[Figure data in JSON]
-- start --
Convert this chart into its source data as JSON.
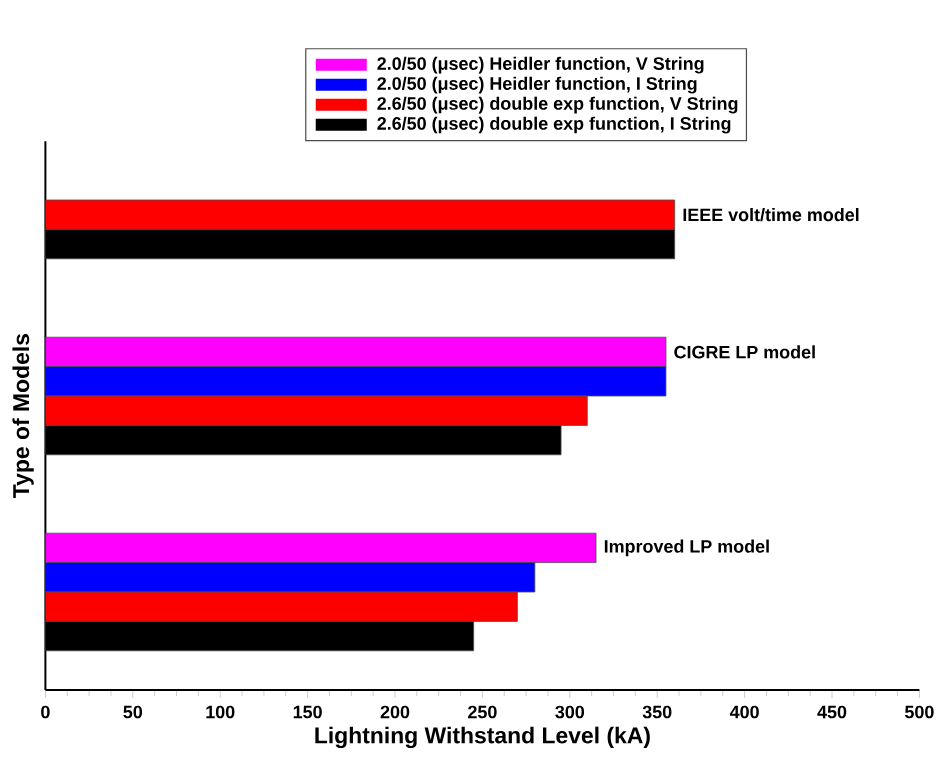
{
  "chart_data": {
    "type": "bar",
    "orientation": "horizontal",
    "xlabel": "Lightning Withstand Level (kA)",
    "ylabel": "Type of Models",
    "categories": [
      "IEEE volt/time model",
      "CIGRE LP model",
      "Improved LP model"
    ],
    "series": [
      {
        "name": "2.0/50 (μsec) Heidler function, V String",
        "color": "#ff00ff",
        "values": [
          null,
          355,
          315
        ]
      },
      {
        "name": "2.0/50 (μsec) Heidler function, I String",
        "color": "#0000ff",
        "values": [
          null,
          355,
          280
        ]
      },
      {
        "name": "2.6/50 (μsec) double exp function, V String",
        "color": "#ff0000",
        "values": [
          360,
          310,
          270
        ]
      },
      {
        "name": "2.6/50 (μsec) double exp function, I String",
        "color": "#000000",
        "values": [
          360,
          295,
          245
        ]
      }
    ],
    "xlim": [
      0,
      500
    ],
    "xticks": [
      0,
      50,
      100,
      150,
      200,
      250,
      300,
      350,
      400,
      450,
      500
    ],
    "legend": "top",
    "tick_labels": "x"
  }
}
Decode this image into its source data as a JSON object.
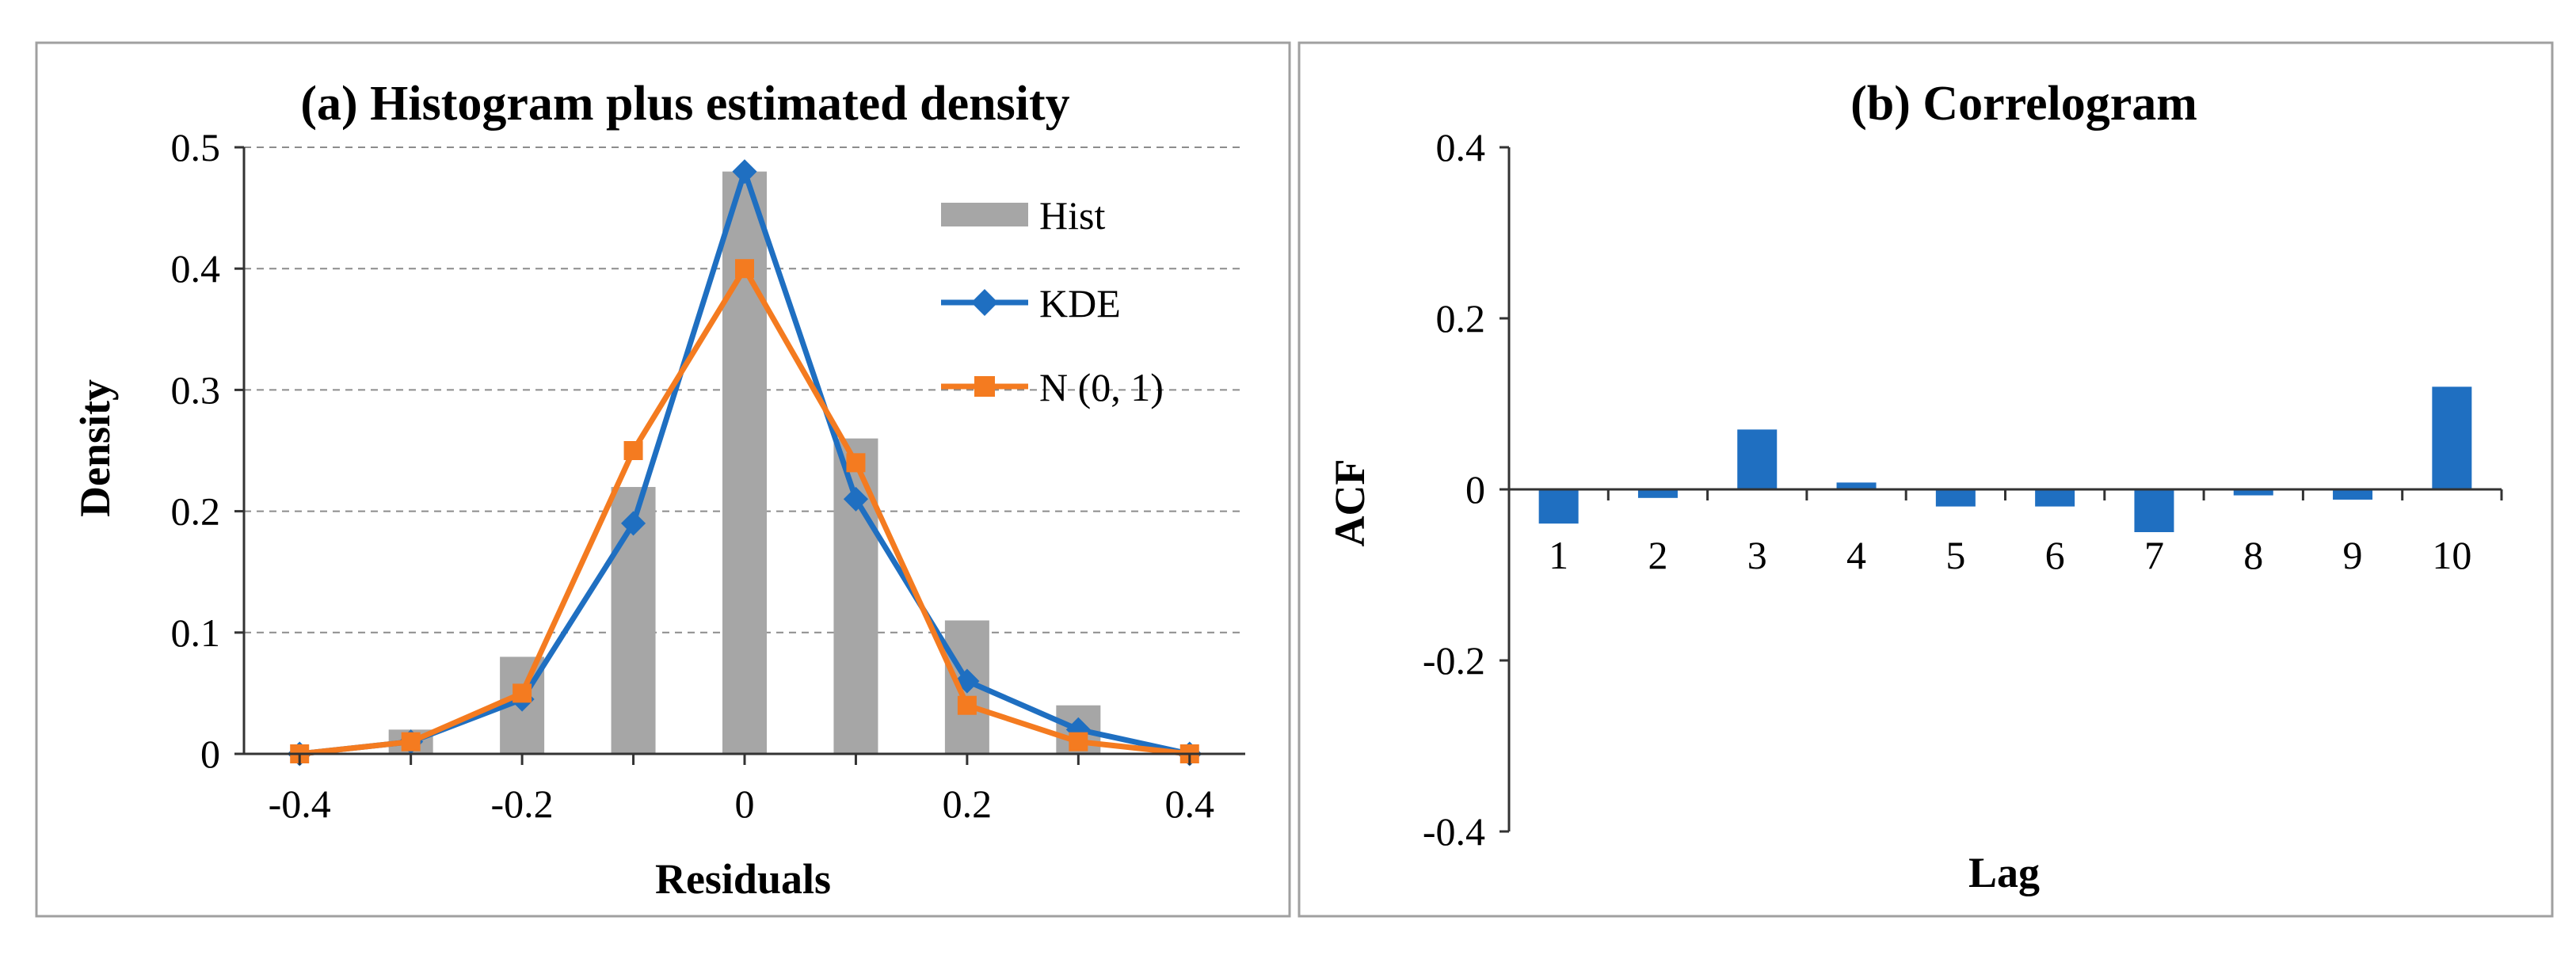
{
  "chart_data": [
    {
      "type": "bar",
      "title": "(a) Histogram plus estimated density",
      "xlabel": "Residuals",
      "ylabel": "Density",
      "xlim": [
        -0.45,
        0.45
      ],
      "ylim": [
        0,
        0.5
      ],
      "xticks": [
        -0.4,
        -0.2,
        0,
        0.2,
        0.4
      ],
      "xtick_labels": [
        "-0.4",
        "-0.2",
        "0",
        "0.2",
        "0.4"
      ],
      "yticks": [
        0,
        0.1,
        0.2,
        0.3,
        0.4,
        0.5
      ],
      "ytick_labels": [
        "0",
        "0.1",
        "0.2",
        "0.3",
        "0.4",
        "0.5"
      ],
      "grid": true,
      "legend": "right",
      "series": [
        {
          "name": "Hist",
          "kind": "bar",
          "color": "#a6a6a6",
          "x": [
            -0.3,
            -0.2,
            -0.1,
            0,
            0.1,
            0.2,
            0.3
          ],
          "values": [
            0.02,
            0.08,
            0.22,
            0.48,
            0.26,
            0.11,
            0.04
          ]
        },
        {
          "name": "KDE",
          "kind": "line",
          "marker": "diamond",
          "color": "#1f6fc1",
          "x": [
            -0.4,
            -0.3,
            -0.2,
            -0.1,
            0,
            0.1,
            0.2,
            0.3,
            0.4
          ],
          "values": [
            0.0,
            0.01,
            0.045,
            0.19,
            0.48,
            0.21,
            0.06,
            0.02,
            0.0
          ]
        },
        {
          "name": "N (0, 1)",
          "kind": "line",
          "marker": "square",
          "color": "#f47b20",
          "x": [
            -0.4,
            -0.3,
            -0.2,
            -0.1,
            0,
            0.1,
            0.2,
            0.3,
            0.4
          ],
          "values": [
            0.0,
            0.01,
            0.05,
            0.25,
            0.4,
            0.24,
            0.04,
            0.01,
            0.0
          ]
        }
      ]
    },
    {
      "type": "bar",
      "title": "(b) Correlogram",
      "xlabel": "Lag",
      "ylabel": "ACF",
      "ylim": [
        -0.4,
        0.4
      ],
      "yticks": [
        -0.4,
        -0.2,
        0,
        0.2,
        0.4
      ],
      "ytick_labels": [
        "-0.4",
        "-0.2",
        "0",
        "0.2",
        "0.4"
      ],
      "grid": false,
      "color": "#1f6fc1",
      "categories": [
        "1",
        "2",
        "3",
        "4",
        "5",
        "6",
        "7",
        "8",
        "9",
        "10"
      ],
      "values": [
        -0.04,
        -0.01,
        0.07,
        0.008,
        -0.02,
        -0.02,
        -0.05,
        -0.007,
        -0.012,
        0.12
      ]
    }
  ]
}
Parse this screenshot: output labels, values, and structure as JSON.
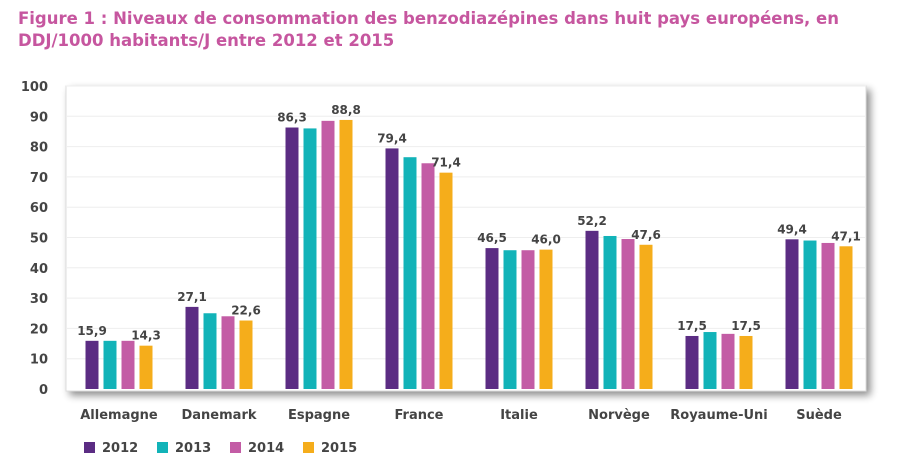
{
  "title": {
    "line1": "Figure 1 : Niveaux de consommation des benzodiazépines dans huit pays européens, en",
    "line2": "DDJ/1000 habitants/J entre 2012 et 2015"
  },
  "chart_data": {
    "type": "bar",
    "title": "Figure 1 : Niveaux de consommation des benzodiazépines dans huit pays européens, en DDJ/1000 habitants/J entre 2012 et 2015",
    "xlabel": "",
    "ylabel": "",
    "ylim": [
      0,
      100
    ],
    "yticks": [
      "0",
      "10",
      "20",
      "30",
      "40",
      "50",
      "60",
      "70",
      "80",
      "90",
      "100"
    ],
    "grid": true,
    "legend": "bottom-left",
    "categories": [
      "Allemagne",
      "Danemark",
      "Espagne",
      "France",
      "Italie",
      "Norvège",
      "Royaume-Uni",
      "Suède"
    ],
    "series": [
      {
        "name": "2012",
        "color": "#5b2c83",
        "values": [
          15.9,
          27.1,
          86.3,
          79.4,
          46.5,
          52.2,
          17.5,
          49.4
        ]
      },
      {
        "name": "2013",
        "color": "#12b3b8",
        "values": [
          15.9,
          25.0,
          86.0,
          76.5,
          45.8,
          50.5,
          18.8,
          49.0
        ]
      },
      {
        "name": "2014",
        "color": "#c35ca5",
        "values": [
          15.9,
          24.0,
          88.5,
          74.5,
          45.8,
          49.5,
          18.2,
          48.2
        ]
      },
      {
        "name": "2015",
        "color": "#f5ad1b",
        "values": [
          14.3,
          22.6,
          88.8,
          71.4,
          46.0,
          47.6,
          17.5,
          47.1
        ]
      }
    ],
    "data_labels": [
      [
        "15,9",
        "",
        "",
        "14,3"
      ],
      [
        "27,1",
        "",
        "",
        "22,6"
      ],
      [
        "86,3",
        "",
        "",
        "88,8"
      ],
      [
        "79,4",
        "",
        "",
        "71,4"
      ],
      [
        "46,5",
        "",
        "",
        "46,0"
      ],
      [
        "52,2",
        "",
        "",
        "47,6"
      ],
      [
        "17,5",
        "",
        "",
        "17,5"
      ],
      [
        "49,4",
        "",
        "",
        "47,1"
      ]
    ]
  }
}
-- end --
Request
Note each line of the entries that has "habitants" in it, and copy those lines.

Response to the exercise
    "line2": "DDJ/1000 habitants/J entre 2012 et 2015"
    "title": "Figure 1 : Niveaux de consommation des benzodiazépines dans huit pays européens, en DDJ/1000 habitants/J entre 2012 et 2015",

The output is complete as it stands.